▸ Task statement: Copy all the material that follows, keeping every character the same.
-------
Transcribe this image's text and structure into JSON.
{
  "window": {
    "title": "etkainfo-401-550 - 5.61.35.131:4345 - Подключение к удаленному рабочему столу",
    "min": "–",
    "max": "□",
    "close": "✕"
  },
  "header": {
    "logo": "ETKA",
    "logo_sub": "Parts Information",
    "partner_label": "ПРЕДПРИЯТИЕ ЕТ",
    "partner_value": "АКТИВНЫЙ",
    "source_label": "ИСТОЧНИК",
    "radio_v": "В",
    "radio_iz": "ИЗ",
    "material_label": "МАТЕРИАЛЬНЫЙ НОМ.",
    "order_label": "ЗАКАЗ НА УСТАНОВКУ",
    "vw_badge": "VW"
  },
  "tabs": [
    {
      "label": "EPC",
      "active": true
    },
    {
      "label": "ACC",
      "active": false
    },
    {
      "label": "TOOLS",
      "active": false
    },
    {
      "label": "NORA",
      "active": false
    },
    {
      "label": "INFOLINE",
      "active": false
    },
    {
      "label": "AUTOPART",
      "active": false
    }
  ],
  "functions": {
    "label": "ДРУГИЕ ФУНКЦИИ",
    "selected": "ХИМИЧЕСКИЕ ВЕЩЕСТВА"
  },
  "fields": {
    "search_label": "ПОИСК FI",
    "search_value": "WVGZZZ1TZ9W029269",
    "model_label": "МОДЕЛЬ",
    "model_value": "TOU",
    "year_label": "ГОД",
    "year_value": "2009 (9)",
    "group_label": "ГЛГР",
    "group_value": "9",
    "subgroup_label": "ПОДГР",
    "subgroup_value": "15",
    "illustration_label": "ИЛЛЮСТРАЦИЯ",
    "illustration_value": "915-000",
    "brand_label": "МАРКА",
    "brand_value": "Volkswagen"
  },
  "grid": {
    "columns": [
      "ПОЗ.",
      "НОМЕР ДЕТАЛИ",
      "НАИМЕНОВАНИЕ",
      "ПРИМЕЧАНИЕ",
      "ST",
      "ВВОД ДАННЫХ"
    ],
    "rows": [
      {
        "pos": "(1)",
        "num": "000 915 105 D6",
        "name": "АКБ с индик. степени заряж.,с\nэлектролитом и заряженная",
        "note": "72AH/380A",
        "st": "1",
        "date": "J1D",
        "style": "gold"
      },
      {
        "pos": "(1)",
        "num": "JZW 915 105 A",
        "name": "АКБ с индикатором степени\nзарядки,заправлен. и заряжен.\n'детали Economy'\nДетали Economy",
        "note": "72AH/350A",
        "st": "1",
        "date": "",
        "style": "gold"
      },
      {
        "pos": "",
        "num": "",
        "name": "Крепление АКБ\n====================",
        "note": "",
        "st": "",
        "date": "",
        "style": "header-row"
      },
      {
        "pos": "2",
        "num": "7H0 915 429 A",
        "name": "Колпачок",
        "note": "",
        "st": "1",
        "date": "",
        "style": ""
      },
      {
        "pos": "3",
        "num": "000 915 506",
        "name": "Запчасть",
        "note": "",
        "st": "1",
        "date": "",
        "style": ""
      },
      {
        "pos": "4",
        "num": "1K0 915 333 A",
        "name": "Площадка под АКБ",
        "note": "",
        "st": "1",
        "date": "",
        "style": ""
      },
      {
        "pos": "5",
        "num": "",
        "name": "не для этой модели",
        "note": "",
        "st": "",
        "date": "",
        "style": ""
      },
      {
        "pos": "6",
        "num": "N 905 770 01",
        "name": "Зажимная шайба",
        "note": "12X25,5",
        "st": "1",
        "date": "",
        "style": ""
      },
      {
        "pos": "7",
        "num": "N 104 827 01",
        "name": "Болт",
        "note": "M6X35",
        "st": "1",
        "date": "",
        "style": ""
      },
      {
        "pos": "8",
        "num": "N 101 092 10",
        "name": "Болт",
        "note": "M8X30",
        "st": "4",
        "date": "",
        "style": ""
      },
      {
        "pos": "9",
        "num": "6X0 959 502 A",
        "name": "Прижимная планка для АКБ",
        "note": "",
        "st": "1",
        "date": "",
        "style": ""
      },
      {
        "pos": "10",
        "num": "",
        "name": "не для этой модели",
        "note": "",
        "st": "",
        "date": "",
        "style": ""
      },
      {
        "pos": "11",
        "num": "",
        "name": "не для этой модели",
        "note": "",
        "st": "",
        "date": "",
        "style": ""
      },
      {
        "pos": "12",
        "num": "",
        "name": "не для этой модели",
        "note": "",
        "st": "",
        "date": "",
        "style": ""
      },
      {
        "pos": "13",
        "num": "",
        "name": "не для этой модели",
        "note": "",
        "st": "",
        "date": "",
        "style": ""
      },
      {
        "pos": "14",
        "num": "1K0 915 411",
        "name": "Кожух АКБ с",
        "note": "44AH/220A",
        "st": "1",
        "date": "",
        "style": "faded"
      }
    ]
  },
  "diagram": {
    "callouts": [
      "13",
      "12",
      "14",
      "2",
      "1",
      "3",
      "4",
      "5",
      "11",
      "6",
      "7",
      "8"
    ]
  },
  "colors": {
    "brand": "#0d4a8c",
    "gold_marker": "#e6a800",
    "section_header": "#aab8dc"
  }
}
-------
▸ Full output:
Transcribe this image's text and structure into JSON.
{
  "window": {
    "title": "etkainfo-401-550 - 5.61.35.131:4345 - Подключение к удаленному рабочему столу",
    "min": "–",
    "max": "□",
    "close": "✕"
  },
  "header": {
    "logo": "ETKA",
    "logo_sub": "Parts Information",
    "partner_label": "ПРЕДПРИЯТИЕ ЕТ",
    "partner_value": "АКТИВНЫЙ",
    "source_label": "ИСТОЧНИК",
    "radio_v": "В",
    "radio_iz": "ИЗ",
    "material_label": "МАТЕРИАЛЬНЫЙ НОМ.",
    "order_label": "ЗАКАЗ НА УСТАНОВКУ",
    "vw_badge": "VW"
  },
  "tabs": [
    {
      "label": "EPC",
      "active": true
    },
    {
      "label": "ACC",
      "active": false
    },
    {
      "label": "TOOLS",
      "active": false
    },
    {
      "label": "NORA",
      "active": false
    },
    {
      "label": "INFOLINE",
      "active": false
    },
    {
      "label": "AUTOPART",
      "active": false
    }
  ],
  "functions": {
    "label": "ДРУГИЕ ФУНКЦИИ",
    "selected": "ХИМИЧЕСКИЕ ВЕЩЕСТВА"
  },
  "fields": {
    "search_label": "ПОИСК FI",
    "search_value": "WVGZZZ1TZ9W029269",
    "model_label": "МОДЕЛЬ",
    "model_value": "TOU",
    "year_label": "ГОД",
    "year_value": "2009 (9)",
    "group_label": "ГЛГР",
    "group_value": "9",
    "subgroup_label": "ПОДГР",
    "subgroup_value": "15",
    "illustration_label": "ИЛЛЮСТРАЦИЯ",
    "illustration_value": "915-000",
    "brand_label": "МАРКА",
    "brand_value": "Volkswagen"
  },
  "grid": {
    "columns": [
      "ПОЗ.",
      "НОМЕР ДЕТАЛИ",
      "НАИМЕНОВАНИЕ",
      "ПРИМЕЧАНИЕ",
      "ST",
      "ВВОД ДАННЫХ"
    ],
    "rows": [
      {
        "pos": "(1)",
        "num": "000 915 105 D6",
        "name": "АКБ с индик. степени заряж.,с\nэлектролитом и заряженная",
        "note": "72AH/380A",
        "st": "1",
        "date": "J1D",
        "style": "gold"
      },
      {
        "pos": "(1)",
        "num": "JZW 915 105 A",
        "name": "АКБ с индикатором степени\nзарядки,заправлен. и заряжен.\n'детали Economy'\nДетали Economy",
        "note": "72AH/350A",
        "st": "1",
        "date": "",
        "style": "gold"
      },
      {
        "pos": "",
        "num": "",
        "name": "Крепление АКБ\n====================",
        "note": "",
        "st": "",
        "date": "",
        "style": "header-row"
      },
      {
        "pos": "2",
        "num": "7H0 915 429 A",
        "name": "Колпачок",
        "note": "",
        "st": "1",
        "date": "",
        "style": ""
      },
      {
        "pos": "3",
        "num": "000 915 506",
        "name": "Запчасть",
        "note": "",
        "st": "1",
        "date": "",
        "style": ""
      },
      {
        "pos": "4",
        "num": "1K0 915 333 A",
        "name": "Площадка под АКБ",
        "note": "",
        "st": "1",
        "date": "",
        "style": ""
      },
      {
        "pos": "5",
        "num": "",
        "name": "не для этой модели",
        "note": "",
        "st": "",
        "date": "",
        "style": ""
      },
      {
        "pos": "6",
        "num": "N 905 770 01",
        "name": "Зажимная шайба",
        "note": "12X25,5",
        "st": "1",
        "date": "",
        "style": ""
      },
      {
        "pos": "7",
        "num": "N 104 827 01",
        "name": "Болт",
        "note": "M6X35",
        "st": "1",
        "date": "",
        "style": ""
      },
      {
        "pos": "8",
        "num": "N 101 092 10",
        "name": "Болт",
        "note": "M8X30",
        "st": "4",
        "date": "",
        "style": ""
      },
      {
        "pos": "9",
        "num": "6X0 959 502 A",
        "name": "Прижимная планка для АКБ",
        "note": "",
        "st": "1",
        "date": "",
        "style": ""
      },
      {
        "pos": "10",
        "num": "",
        "name": "не для этой модели",
        "note": "",
        "st": "",
        "date": "",
        "style": ""
      },
      {
        "pos": "11",
        "num": "",
        "name": "не для этой модели",
        "note": "",
        "st": "",
        "date": "",
        "style": ""
      },
      {
        "pos": "12",
        "num": "",
        "name": "не для этой модели",
        "note": "",
        "st": "",
        "date": "",
        "style": ""
      },
      {
        "pos": "13",
        "num": "",
        "name": "не для этой модели",
        "note": "",
        "st": "",
        "date": "",
        "style": ""
      },
      {
        "pos": "14",
        "num": "1K0 915 411",
        "name": "Кожух АКБ с",
        "note": "44AH/220A",
        "st": "1",
        "date": "",
        "style": "faded"
      }
    ]
  },
  "diagram": {
    "callouts": [
      "13",
      "12",
      "14",
      "2",
      "1",
      "3",
      "4",
      "5",
      "11",
      "6",
      "7",
      "8"
    ]
  },
  "colors": {
    "brand": "#0d4a8c",
    "gold_marker": "#e6a800",
    "section_header": "#aab8dc"
  }
}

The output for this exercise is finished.